▶ [Written request]:
Identify, in the records below, every line where the string "Before" appears, and copy each such line.

==== Entries shown ====

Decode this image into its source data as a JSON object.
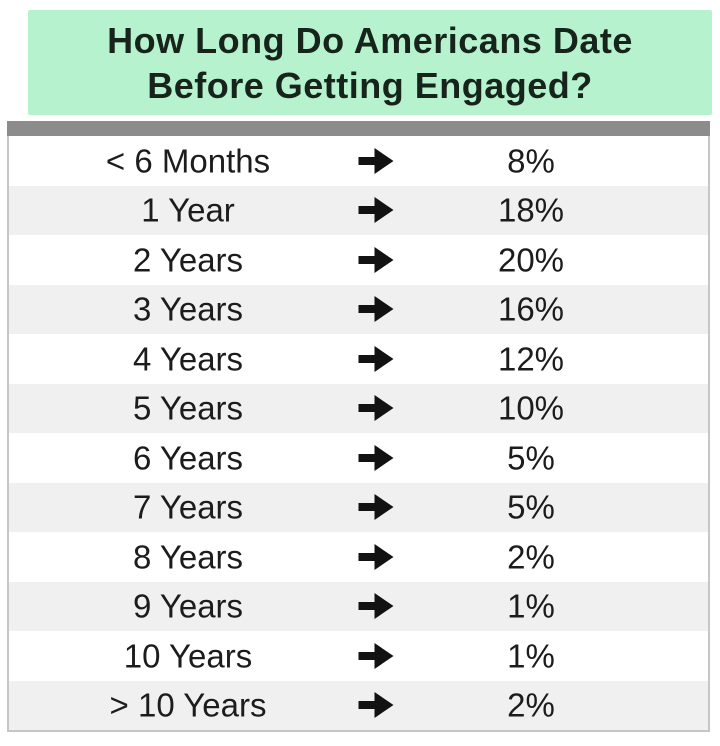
{
  "header": {
    "title_line1": "How Long Do Americans Date",
    "title_line2": "Before Getting Engaged?"
  },
  "table": {
    "rows": [
      {
        "label": "< 6 Months",
        "value": "8%"
      },
      {
        "label": "1 Year",
        "value": "18%"
      },
      {
        "label": "2 Years",
        "value": "20%"
      },
      {
        "label": "3 Years",
        "value": "16%"
      },
      {
        "label": "4 Years",
        "value": "12%"
      },
      {
        "label": "5 Years",
        "value": "10%"
      },
      {
        "label": "6 Years",
        "value": "5%"
      },
      {
        "label": "7 Years",
        "value": "5%"
      },
      {
        "label": "8 Years",
        "value": "2%"
      },
      {
        "label": "9 Years",
        "value": "1%"
      },
      {
        "label": "10 Years",
        "value": "1%"
      },
      {
        "label": "> 10 Years",
        "value": "2%"
      }
    ],
    "arrow_icon": "heavy-right-arrow"
  },
  "colors": {
    "header_green": "#b6f2cd",
    "divider_gray": "#8c8c8c",
    "stripe_gray": "#f0f0f0",
    "border_gray": "#c6c6c6",
    "text_dark": "#1c1c1c",
    "title_dark": "#17241c"
  },
  "chart_data": {
    "type": "table",
    "title": "How Long Do Americans Date Before Getting Engaged?",
    "categories": [
      "< 6 Months",
      "1 Year",
      "2 Years",
      "3 Years",
      "4 Years",
      "5 Years",
      "6 Years",
      "7 Years",
      "8 Years",
      "9 Years",
      "10 Years",
      "> 10 Years"
    ],
    "values": [
      8,
      18,
      20,
      16,
      12,
      10,
      5,
      5,
      2,
      1,
      1,
      2
    ],
    "unit": "%",
    "columns": [
      "duration",
      "percentage"
    ]
  }
}
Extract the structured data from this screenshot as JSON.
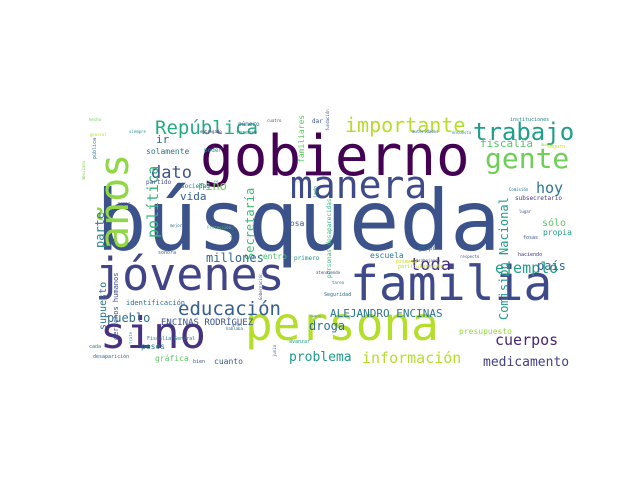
{
  "word_cloud": {
    "colors": {
      "background": "#ffffff",
      "palette": "viridis"
    },
    "words": [
      {
        "text": "búsqueda",
        "color": "#3b528b"
      },
      {
        "text": "gobierno",
        "color": "#440154"
      },
      {
        "text": "persona",
        "color": "#b5de2b"
      },
      {
        "text": "familia",
        "color": "#3e4a89"
      },
      {
        "text": "jóvenes",
        "color": "#414487"
      },
      {
        "text": "sino",
        "color": "#46327e"
      },
      {
        "text": "manera",
        "color": "#3e4a89"
      },
      {
        "text": "años",
        "color": "#8fd744"
      },
      {
        "text": "gente",
        "color": "#6ece58"
      },
      {
        "text": "trabajo",
        "color": "#1f9e89"
      },
      {
        "text": "importante",
        "color": "#b5de2b"
      },
      {
        "text": "República",
        "color": "#25ab82"
      },
      {
        "text": "educación",
        "color": "#355f8d"
      },
      {
        "text": "dato",
        "color": "#3b528b"
      },
      {
        "text": "política",
        "color": "#35b779"
      },
      {
        "text": "toda",
        "color": "#472d7b"
      },
      {
        "text": "ejemplo",
        "color": "#1fa088"
      },
      {
        "text": "hoy",
        "color": "#2a788e"
      },
      {
        "text": "cuerpos",
        "color": "#482475"
      },
      {
        "text": "información",
        "color": "#b5de2b"
      },
      {
        "text": "medicamento",
        "color": "#424086"
      },
      {
        "text": "problema",
        "color": "#1f9a8a"
      },
      {
        "text": "pueblo",
        "color": "#2d708e"
      },
      {
        "text": "país",
        "color": "#31688e"
      },
      {
        "text": "droga",
        "color": "#2e6e8e"
      },
      {
        "text": "ALEJANDRO ENCINAS",
        "color": "#2a768e"
      },
      {
        "text": "ENCINAS RODRÍGUEZ",
        "color": "#3b528b"
      },
      {
        "text": "Comisión Nacional",
        "color": "#1e9b8a"
      },
      {
        "text": "Secretaría",
        "color": "#3fbc73"
      },
      {
        "text": "millones",
        "color": "#31688e"
      },
      {
        "text": "fiscalía",
        "color": "#54c568"
      },
      {
        "text": "niño",
        "color": "#6ece58"
      },
      {
        "text": "vida",
        "color": "#34608d"
      },
      {
        "text": "parte",
        "color": "#25848e"
      },
      {
        "text": "supuesto",
        "color": "#2c728e"
      },
      {
        "text": "ir",
        "color": "#365c8d"
      },
      {
        "text": "solamente",
        "color": "#2b758e"
      },
      {
        "text": "sólo",
        "color": "#5ec962"
      },
      {
        "text": "propia",
        "color": "#1f9f88"
      },
      {
        "text": "escuela",
        "color": "#287d8e"
      },
      {
        "text": "cosa",
        "color": "#39568c"
      },
      {
        "text": "centro",
        "color": "#4ac16d"
      },
      {
        "text": "presupuesto",
        "color": "#95d840"
      },
      {
        "text": "pesos",
        "color": "#2a788e"
      },
      {
        "text": "gráfica",
        "color": "#5ec962"
      },
      {
        "text": "cuanto",
        "color": "#365c8d"
      },
      {
        "text": "identificación",
        "color": "#2d718e"
      },
      {
        "text": "derechos humanos",
        "color": "#3e4989"
      },
      {
        "text": "número",
        "color": "#31688e"
      },
      {
        "text": "familiares",
        "color": "#5ec962"
      },
      {
        "text": "partido",
        "color": "#3c508b"
      },
      {
        "text": "sociedad",
        "color": "#2a778e"
      },
      {
        "text": "personas desaparecidas",
        "color": "#31b57b"
      },
      {
        "text": "subsecretario",
        "color": "#453781"
      },
      {
        "text": "Seguridad",
        "color": "#2e6f8e"
      },
      {
        "text": "primero",
        "color": "#21918c"
      },
      {
        "text": "tarea",
        "color": "#25858e"
      },
      {
        "text": "poder",
        "color": "#1f948c"
      },
      {
        "text": "dar",
        "color": "#3b528b"
      },
      {
        "text": "hecho",
        "color": "#6ece58"
      },
      {
        "text": "mexicano",
        "color": "#7ad151"
      },
      {
        "text": "pública",
        "color": "#2b758e"
      },
      {
        "text": "siempre",
        "color": "#1f968b"
      },
      {
        "text": "entregado",
        "color": "#482173"
      },
      {
        "text": "forense",
        "color": "#2c728e"
      },
      {
        "text": "cuatro",
        "color": "#3a548c"
      },
      {
        "text": "Fiscalía General",
        "color": "#26828e"
      },
      {
        "text": "Protección",
        "color": "#5ec962"
      },
      {
        "text": "informar",
        "color": "#2d708e"
      },
      {
        "text": "Gobernación",
        "color": "#3e4c8a"
      },
      {
        "text": "hablaba",
        "color": "#2c728e"
      },
      {
        "text": "bien",
        "color": "#3b528b"
      },
      {
        "text": "cada",
        "color": "#25848e"
      },
      {
        "text": "desaparición",
        "color": "#31688e"
      },
      {
        "text": "trate",
        "color": "#22a884"
      },
      {
        "text": "avanzar",
        "color": "#20a386"
      },
      {
        "text": "cambio",
        "color": "#2a788e"
      },
      {
        "text": "lado",
        "color": "#23898e"
      },
      {
        "text": "atendiendo",
        "color": "#3e4a89"
      },
      {
        "text": "lugar",
        "color": "#3b528b"
      },
      {
        "text": "Comisión",
        "color": "#2c728e"
      },
      {
        "text": "haciendo",
        "color": "#46337e"
      },
      {
        "text": "respecto",
        "color": "#38588c"
      },
      {
        "text": "grupo",
        "color": "#2d708e"
      },
      {
        "text": "instituciones",
        "color": "#26818e"
      },
      {
        "text": "autoridades",
        "color": "#2f6c8e"
      },
      {
        "text": "encuesta",
        "color": "#1f958b"
      },
      {
        "text": "fundación",
        "color": "#3b528b"
      },
      {
        "text": "trabajando",
        "color": "#39558c"
      },
      {
        "text": "particularmente",
        "color": "#b5de2b"
      },
      {
        "text": "fosas",
        "color": "#3b528b"
      },
      {
        "text": "mayor",
        "color": "#3e4a89"
      },
      {
        "text": "mejor",
        "color": "#2d718e"
      },
      {
        "text": "sonora",
        "color": "#2e6e8e"
      },
      {
        "text": "primera",
        "color": "#c8e020"
      },
      {
        "text": "general",
        "color": "#b8de29"
      },
      {
        "text": "gran",
        "color": "#2a778e"
      },
      {
        "text": "junio",
        "color": "#38588c"
      },
      {
        "text": "mucho",
        "color": "#86d549"
      },
      {
        "text": "seguro",
        "color": "#d2e21b"
      }
    ]
  }
}
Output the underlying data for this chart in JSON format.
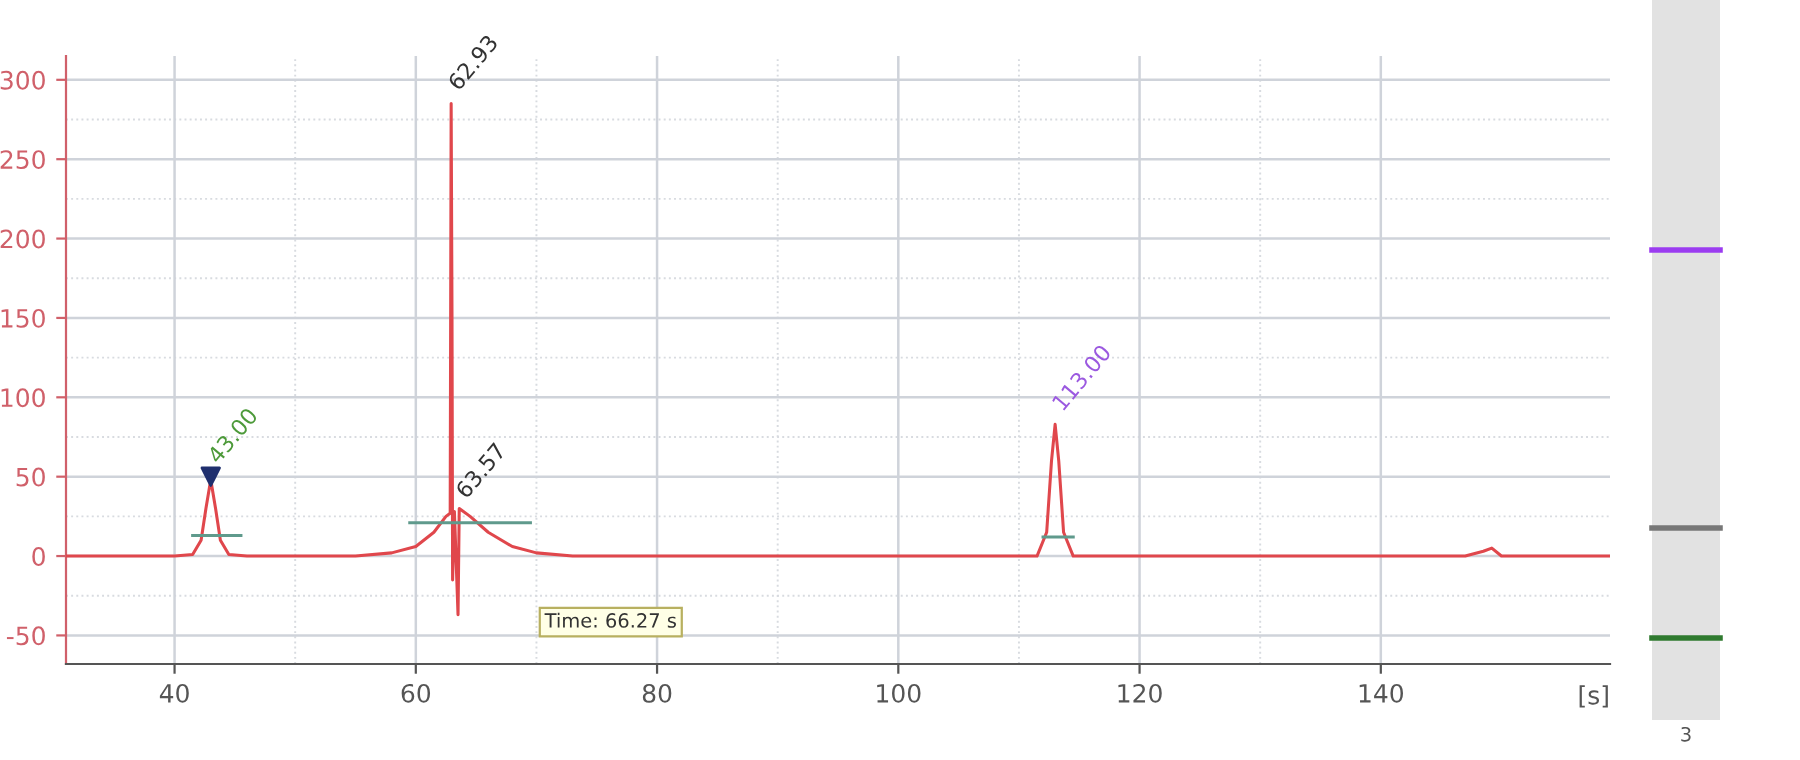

====

▶ [Written answer]:
    "title_line2": "Before Getting Engaged?"
    "title": "How Long Do Americans Date Before Getting Engaged?",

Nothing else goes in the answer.